SET TASK: Find every line in the records that holds the string "Bellevue". Copy each one.

INPUT:
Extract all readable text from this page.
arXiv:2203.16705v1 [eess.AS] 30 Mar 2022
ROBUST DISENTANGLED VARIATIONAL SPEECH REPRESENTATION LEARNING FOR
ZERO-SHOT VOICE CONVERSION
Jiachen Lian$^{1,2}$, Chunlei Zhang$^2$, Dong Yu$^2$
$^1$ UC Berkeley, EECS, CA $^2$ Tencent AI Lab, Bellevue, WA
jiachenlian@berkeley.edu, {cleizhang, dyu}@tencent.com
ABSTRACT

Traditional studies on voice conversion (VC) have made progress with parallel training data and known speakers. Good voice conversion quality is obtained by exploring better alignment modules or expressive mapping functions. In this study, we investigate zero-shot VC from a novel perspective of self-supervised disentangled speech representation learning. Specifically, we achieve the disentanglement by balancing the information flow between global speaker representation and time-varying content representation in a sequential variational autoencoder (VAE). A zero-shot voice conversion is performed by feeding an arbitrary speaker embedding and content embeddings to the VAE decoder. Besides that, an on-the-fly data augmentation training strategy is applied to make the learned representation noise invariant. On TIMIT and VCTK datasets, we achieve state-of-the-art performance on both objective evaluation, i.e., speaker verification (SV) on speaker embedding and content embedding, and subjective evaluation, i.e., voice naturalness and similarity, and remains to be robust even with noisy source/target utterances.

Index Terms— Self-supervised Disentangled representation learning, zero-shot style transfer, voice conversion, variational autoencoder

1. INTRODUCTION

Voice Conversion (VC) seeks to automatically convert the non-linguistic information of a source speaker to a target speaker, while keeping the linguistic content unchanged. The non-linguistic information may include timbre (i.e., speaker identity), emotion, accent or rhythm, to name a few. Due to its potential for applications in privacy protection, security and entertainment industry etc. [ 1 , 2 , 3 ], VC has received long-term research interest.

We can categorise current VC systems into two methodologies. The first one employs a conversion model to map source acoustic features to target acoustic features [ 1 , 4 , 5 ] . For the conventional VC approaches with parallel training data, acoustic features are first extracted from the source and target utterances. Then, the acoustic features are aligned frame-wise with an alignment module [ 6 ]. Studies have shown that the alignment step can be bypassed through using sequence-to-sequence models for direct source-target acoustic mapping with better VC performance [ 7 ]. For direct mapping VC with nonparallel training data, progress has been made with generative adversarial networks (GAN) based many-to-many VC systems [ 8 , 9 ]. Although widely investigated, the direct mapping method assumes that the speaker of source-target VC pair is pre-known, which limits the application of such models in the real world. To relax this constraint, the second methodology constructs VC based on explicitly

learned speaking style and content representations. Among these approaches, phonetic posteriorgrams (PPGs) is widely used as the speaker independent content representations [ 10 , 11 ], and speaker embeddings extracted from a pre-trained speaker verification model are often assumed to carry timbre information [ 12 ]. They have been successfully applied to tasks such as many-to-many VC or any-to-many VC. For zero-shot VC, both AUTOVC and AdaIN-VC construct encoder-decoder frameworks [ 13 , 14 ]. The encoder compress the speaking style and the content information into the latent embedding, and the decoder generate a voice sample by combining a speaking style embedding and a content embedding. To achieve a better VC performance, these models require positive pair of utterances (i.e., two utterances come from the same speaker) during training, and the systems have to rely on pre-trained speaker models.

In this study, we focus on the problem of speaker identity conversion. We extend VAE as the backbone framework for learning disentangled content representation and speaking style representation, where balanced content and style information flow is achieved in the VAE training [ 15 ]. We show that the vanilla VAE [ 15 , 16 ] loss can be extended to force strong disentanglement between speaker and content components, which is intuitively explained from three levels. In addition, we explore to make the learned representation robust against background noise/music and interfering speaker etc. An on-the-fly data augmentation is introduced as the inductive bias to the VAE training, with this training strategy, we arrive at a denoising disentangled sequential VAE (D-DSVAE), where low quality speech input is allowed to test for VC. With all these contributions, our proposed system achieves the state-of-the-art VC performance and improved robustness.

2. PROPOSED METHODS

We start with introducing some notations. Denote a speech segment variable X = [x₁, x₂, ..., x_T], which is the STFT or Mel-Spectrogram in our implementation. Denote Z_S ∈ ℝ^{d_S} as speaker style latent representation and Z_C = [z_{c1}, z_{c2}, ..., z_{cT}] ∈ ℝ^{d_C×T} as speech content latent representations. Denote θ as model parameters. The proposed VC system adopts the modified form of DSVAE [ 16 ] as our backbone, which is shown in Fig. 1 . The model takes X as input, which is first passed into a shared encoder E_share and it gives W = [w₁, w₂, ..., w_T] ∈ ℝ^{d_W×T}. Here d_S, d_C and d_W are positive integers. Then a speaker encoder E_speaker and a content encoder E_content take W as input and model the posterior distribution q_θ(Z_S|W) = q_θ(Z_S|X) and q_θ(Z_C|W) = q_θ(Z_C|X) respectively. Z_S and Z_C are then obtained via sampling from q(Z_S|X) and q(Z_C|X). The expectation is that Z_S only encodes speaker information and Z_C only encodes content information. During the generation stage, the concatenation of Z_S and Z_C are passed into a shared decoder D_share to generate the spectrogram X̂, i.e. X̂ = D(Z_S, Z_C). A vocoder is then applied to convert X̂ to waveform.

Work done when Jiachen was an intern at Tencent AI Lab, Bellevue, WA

CORRECT RESPONSE:
$^1$ UC Berkeley, EECS, CA $^2$ Tencent AI Lab, Bellevue, WA
Work done when Jiachen was an intern at Tencent AI Lab, Bellevue, WA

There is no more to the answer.